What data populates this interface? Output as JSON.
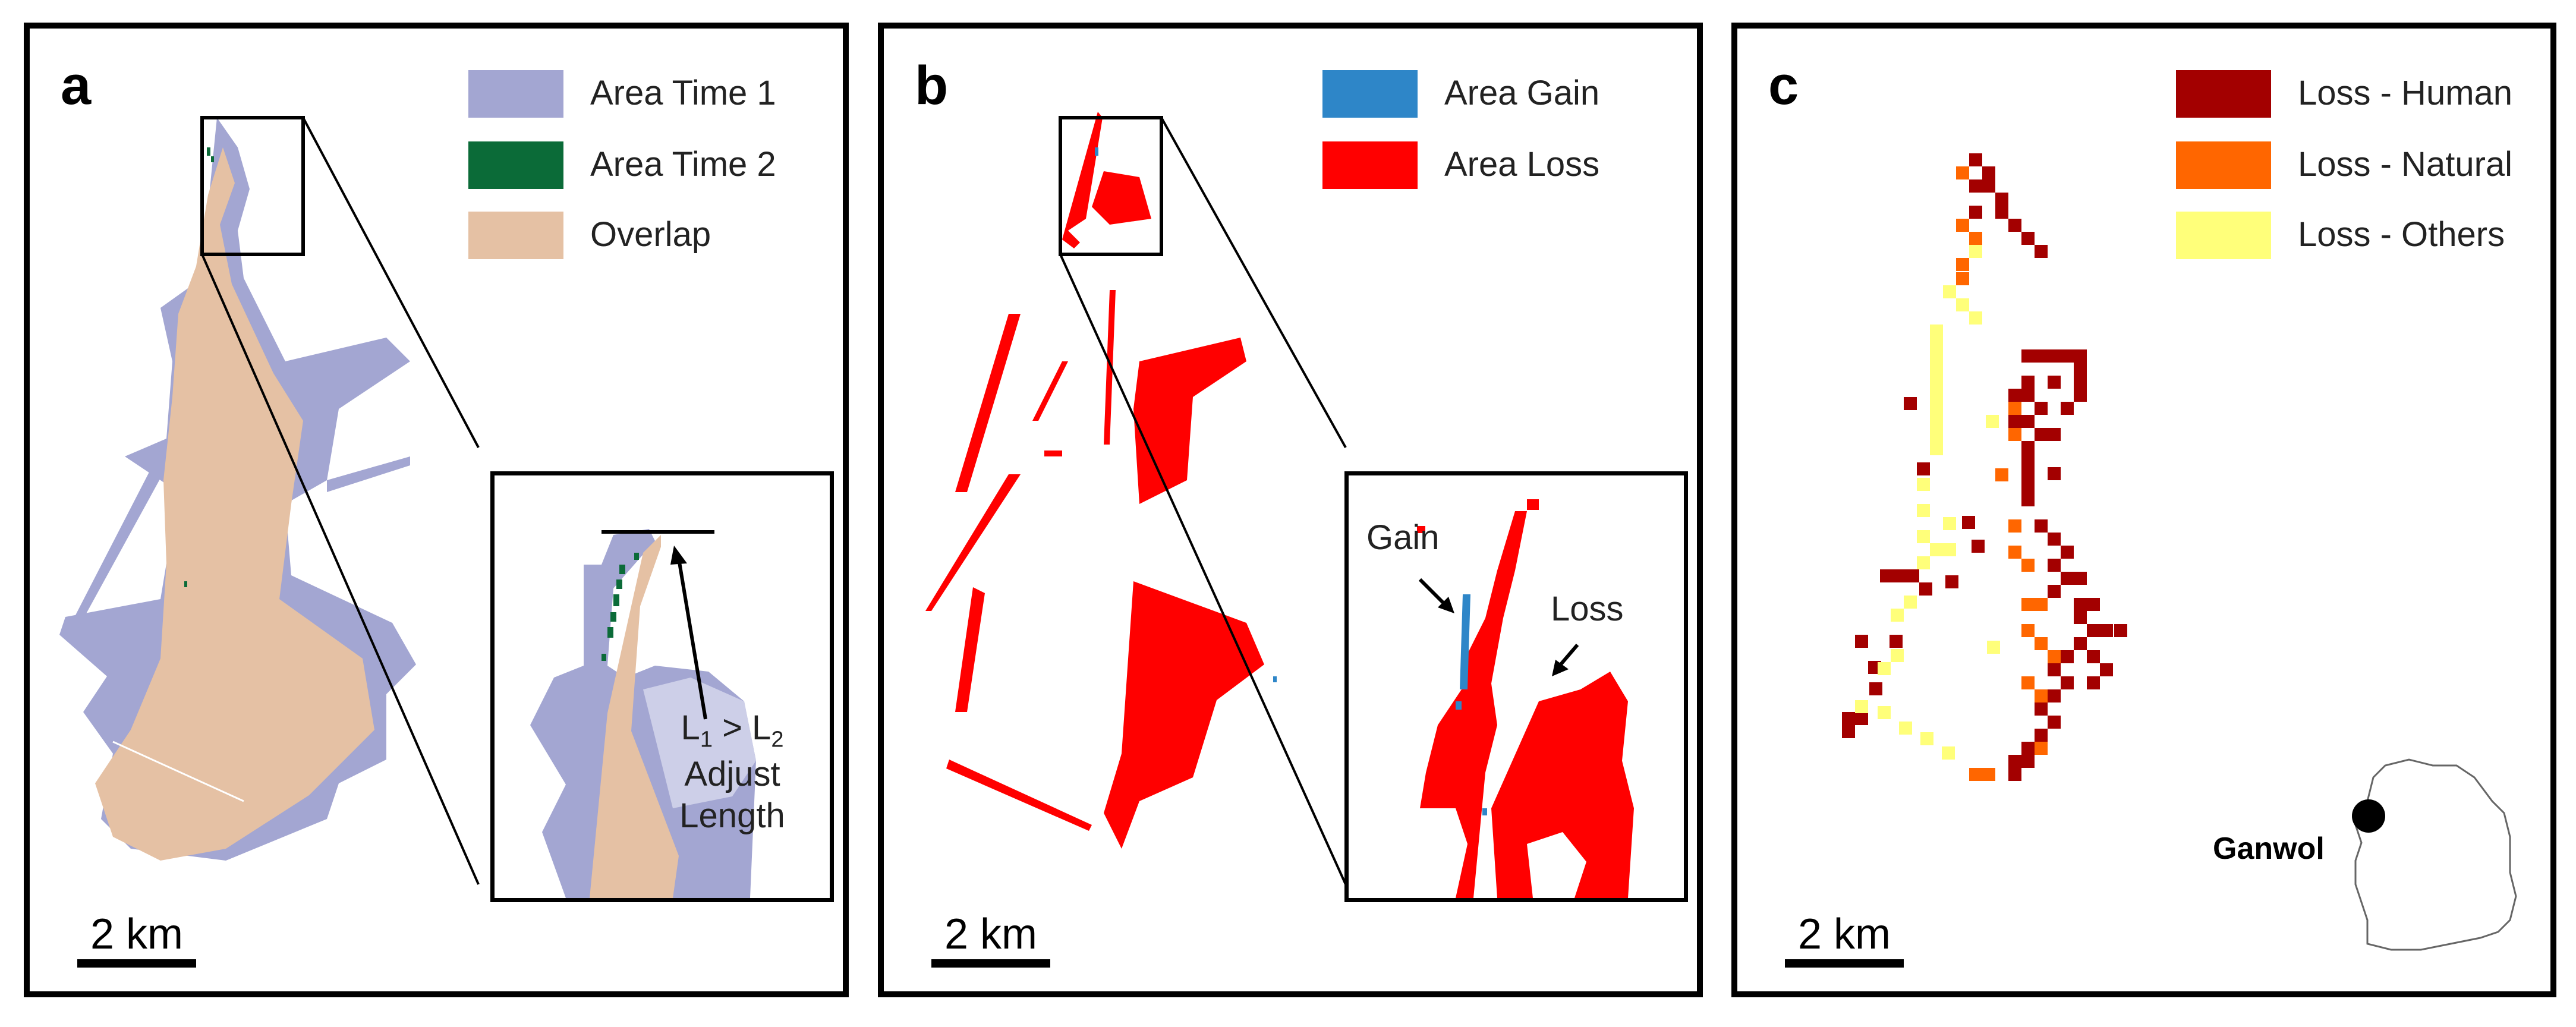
{
  "panels": {
    "a": {
      "letter": "a",
      "legend": [
        {
          "label": "Area Time 1",
          "color": "#a3a6d2"
        },
        {
          "label": "Area Time 2",
          "color": "#0b6b38"
        },
        {
          "label": "Overlap",
          "color": "#e5c1a4"
        }
      ],
      "scalebar": "2 km",
      "inset_annotation": {
        "line1": "L",
        "sub1": "1",
        "gt": " > L",
        "sub2": "2",
        "line2": "Adjust",
        "line3": "Length"
      }
    },
    "b": {
      "letter": "b",
      "legend": [
        {
          "label": "Area Gain",
          "color": "#2e86c8"
        },
        {
          "label": "Area Loss",
          "color": "#ff0000"
        }
      ],
      "scalebar": "2 km",
      "inset_labels": {
        "gain": "Gain",
        "loss": "Loss"
      }
    },
    "c": {
      "letter": "c",
      "legend": [
        {
          "label": "Loss - Human",
          "color": "#a30000"
        },
        {
          "label": "Loss - Natural",
          "color": "#ff6600"
        },
        {
          "label": "Loss - Others",
          "color": "#ffff7a"
        }
      ],
      "scalebar": "2 km",
      "location_label": "Ganwol"
    }
  }
}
□ □ □ □ □
# Short exercise
In the listing above, find each line with the word "Loss" and copy it.

# Task response
          "label": "Area Loss",
        "loss": "Loss"
          "label": "Loss - Human",
          "label": "Loss - Natural",
          "label": "Loss - Others",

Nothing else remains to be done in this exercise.